◆ Stated exercise: Return every line of the records below that contains the string "title", treating uppercase and lowercase letters as different.

— begin Information supplied —

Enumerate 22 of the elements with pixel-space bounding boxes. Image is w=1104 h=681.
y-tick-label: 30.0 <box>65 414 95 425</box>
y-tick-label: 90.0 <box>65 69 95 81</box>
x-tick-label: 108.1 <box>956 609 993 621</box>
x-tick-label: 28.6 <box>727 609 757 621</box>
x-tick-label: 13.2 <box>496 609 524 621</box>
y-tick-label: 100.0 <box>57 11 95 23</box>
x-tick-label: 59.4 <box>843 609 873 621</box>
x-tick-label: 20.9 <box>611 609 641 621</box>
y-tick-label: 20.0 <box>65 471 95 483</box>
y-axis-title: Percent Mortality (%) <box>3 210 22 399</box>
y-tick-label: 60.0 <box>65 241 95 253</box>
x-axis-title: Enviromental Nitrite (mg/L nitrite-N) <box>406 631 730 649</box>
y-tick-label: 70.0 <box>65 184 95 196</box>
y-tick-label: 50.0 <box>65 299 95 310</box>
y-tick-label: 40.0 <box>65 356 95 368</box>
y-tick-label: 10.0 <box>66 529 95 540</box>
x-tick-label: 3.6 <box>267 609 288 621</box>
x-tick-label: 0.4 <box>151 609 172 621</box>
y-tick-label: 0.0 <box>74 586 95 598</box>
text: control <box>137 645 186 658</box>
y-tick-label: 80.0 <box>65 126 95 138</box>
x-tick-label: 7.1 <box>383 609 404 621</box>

— end Information supplied —

◆ Exercise solution:
y-axis-title: Percent Mortality (%) <box>3 210 22 399</box>
x-axis-title: Enviromental Nitrite (mg/L nitrite-N) <box>406 631 730 649</box>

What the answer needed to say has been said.